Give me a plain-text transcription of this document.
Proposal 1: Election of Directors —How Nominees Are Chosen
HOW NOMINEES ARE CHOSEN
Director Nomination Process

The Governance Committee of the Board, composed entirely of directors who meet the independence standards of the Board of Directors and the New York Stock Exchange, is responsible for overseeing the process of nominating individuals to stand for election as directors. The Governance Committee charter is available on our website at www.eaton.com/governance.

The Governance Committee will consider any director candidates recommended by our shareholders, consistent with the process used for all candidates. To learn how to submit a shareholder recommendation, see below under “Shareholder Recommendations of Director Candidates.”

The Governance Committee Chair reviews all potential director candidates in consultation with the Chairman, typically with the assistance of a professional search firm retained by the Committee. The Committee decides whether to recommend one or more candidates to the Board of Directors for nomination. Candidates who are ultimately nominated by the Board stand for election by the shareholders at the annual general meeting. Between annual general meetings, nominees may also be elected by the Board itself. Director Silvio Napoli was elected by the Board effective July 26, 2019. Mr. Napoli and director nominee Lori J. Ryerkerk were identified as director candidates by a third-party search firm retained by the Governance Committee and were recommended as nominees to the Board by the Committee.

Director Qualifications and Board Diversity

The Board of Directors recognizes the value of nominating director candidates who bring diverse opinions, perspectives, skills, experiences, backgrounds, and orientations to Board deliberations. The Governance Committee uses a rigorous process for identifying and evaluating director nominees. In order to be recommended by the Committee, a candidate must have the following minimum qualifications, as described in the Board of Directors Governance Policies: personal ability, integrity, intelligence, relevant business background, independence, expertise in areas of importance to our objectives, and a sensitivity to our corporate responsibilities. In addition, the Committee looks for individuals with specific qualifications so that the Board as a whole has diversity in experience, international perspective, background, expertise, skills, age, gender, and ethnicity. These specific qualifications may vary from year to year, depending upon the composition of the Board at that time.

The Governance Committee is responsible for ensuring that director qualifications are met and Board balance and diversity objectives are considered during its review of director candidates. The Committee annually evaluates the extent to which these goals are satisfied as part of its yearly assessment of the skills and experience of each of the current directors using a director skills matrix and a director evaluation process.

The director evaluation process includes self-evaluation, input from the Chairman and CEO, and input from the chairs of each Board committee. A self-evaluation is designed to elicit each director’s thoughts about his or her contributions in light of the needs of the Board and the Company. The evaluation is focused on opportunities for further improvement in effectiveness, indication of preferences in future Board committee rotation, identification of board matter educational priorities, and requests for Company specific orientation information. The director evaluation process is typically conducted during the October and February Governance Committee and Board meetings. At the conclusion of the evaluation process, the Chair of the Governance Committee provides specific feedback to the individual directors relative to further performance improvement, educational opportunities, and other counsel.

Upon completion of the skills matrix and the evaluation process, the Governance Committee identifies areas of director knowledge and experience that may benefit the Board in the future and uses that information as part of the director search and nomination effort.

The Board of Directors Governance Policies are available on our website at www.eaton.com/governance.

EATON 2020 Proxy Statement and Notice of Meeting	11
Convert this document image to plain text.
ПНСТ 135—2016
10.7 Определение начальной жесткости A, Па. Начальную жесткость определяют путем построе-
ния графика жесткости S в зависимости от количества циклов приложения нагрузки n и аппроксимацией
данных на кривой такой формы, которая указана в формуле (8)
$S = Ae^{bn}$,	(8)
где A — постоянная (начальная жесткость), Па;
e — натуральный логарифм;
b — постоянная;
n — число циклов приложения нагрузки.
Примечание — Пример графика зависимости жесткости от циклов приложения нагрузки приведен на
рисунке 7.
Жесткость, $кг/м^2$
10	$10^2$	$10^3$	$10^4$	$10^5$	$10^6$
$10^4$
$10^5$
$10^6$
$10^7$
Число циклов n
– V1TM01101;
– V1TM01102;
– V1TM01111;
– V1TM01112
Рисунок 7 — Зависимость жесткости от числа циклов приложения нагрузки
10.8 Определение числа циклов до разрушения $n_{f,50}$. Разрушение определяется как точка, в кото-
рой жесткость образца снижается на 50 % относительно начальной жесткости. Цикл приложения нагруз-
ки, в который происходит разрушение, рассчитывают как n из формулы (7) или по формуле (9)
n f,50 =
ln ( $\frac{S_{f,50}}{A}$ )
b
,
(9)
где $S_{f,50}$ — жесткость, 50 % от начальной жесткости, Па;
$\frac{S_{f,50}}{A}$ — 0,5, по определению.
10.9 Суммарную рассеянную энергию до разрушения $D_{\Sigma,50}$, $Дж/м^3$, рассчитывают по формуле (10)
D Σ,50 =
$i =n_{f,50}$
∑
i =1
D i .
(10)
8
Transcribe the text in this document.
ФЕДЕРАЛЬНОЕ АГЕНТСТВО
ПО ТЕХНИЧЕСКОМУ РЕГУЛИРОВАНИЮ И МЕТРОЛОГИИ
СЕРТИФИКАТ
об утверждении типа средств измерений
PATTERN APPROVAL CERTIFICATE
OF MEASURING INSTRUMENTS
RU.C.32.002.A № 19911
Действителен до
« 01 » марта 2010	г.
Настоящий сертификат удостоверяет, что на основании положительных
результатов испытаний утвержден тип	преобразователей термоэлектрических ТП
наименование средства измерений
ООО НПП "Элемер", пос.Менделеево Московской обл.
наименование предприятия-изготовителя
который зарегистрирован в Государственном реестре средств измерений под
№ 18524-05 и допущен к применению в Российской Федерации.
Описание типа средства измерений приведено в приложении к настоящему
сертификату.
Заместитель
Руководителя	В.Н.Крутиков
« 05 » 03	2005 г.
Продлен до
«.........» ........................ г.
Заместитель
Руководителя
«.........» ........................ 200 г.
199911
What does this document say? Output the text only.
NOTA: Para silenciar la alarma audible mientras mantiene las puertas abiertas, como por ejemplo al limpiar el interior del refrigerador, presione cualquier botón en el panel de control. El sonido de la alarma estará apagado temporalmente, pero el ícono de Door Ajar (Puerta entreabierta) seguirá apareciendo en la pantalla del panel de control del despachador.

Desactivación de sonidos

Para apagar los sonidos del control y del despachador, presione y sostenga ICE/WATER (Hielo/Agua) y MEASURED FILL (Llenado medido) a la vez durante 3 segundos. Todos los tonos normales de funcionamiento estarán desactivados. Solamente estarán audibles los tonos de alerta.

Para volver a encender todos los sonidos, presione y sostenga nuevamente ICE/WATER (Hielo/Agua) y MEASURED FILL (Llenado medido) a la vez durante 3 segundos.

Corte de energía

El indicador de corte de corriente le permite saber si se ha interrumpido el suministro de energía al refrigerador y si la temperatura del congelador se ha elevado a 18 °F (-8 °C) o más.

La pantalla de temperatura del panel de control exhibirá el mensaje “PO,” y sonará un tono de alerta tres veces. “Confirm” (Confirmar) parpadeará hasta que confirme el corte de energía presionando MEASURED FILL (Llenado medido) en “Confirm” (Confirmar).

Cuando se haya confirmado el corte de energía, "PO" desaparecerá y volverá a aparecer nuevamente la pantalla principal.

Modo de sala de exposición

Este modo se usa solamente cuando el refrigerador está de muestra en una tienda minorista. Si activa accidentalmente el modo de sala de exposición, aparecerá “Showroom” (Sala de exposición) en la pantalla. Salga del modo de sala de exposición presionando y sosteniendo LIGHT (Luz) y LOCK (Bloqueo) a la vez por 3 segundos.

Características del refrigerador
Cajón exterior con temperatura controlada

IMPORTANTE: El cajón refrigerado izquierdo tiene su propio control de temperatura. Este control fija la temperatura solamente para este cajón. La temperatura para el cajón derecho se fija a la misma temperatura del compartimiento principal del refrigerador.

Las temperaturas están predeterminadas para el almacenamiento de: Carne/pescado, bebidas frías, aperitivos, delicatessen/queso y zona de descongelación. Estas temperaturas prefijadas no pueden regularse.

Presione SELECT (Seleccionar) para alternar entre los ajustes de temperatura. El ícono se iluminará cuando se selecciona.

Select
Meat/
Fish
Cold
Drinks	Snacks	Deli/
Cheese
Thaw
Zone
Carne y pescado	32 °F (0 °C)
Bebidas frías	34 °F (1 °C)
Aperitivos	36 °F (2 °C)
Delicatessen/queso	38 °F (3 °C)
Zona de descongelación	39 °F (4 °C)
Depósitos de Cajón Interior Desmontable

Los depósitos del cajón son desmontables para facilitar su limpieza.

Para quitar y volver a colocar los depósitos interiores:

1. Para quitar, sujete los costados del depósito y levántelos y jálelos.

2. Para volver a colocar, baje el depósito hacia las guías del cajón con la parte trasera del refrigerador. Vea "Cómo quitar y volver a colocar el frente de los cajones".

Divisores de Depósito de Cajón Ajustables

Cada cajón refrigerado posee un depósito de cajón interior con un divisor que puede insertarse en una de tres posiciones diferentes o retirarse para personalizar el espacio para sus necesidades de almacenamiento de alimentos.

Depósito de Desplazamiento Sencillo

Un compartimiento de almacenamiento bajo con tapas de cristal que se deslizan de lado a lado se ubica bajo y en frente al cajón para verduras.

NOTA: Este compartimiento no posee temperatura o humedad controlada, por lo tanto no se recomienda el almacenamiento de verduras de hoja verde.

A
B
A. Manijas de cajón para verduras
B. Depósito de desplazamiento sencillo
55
● ● ● ● ● ● ●
# PROBLEM REQUIREMENTS
From the data above, copy out every line with the string "sonidos" in it.

# RESPONSE TO THE EXERCISE
Desactivación de sonidos
Para apagar los sonidos del control y del despachador, presione y sostenga ICE/WATER (Hielo/Agua) y MEASURED FILL (Llenado medido) a la vez durante 3 segundos. Todos los tonos normales de funcionamiento estarán desactivados. Solamente estarán audibles los tonos de alerta.
Para volver a encender todos los sonidos, presione y sostenga nuevamente ICE/WATER (Hielo/Agua) y MEASURED FILL (Llenado medido) a la vez durante 3 segundos.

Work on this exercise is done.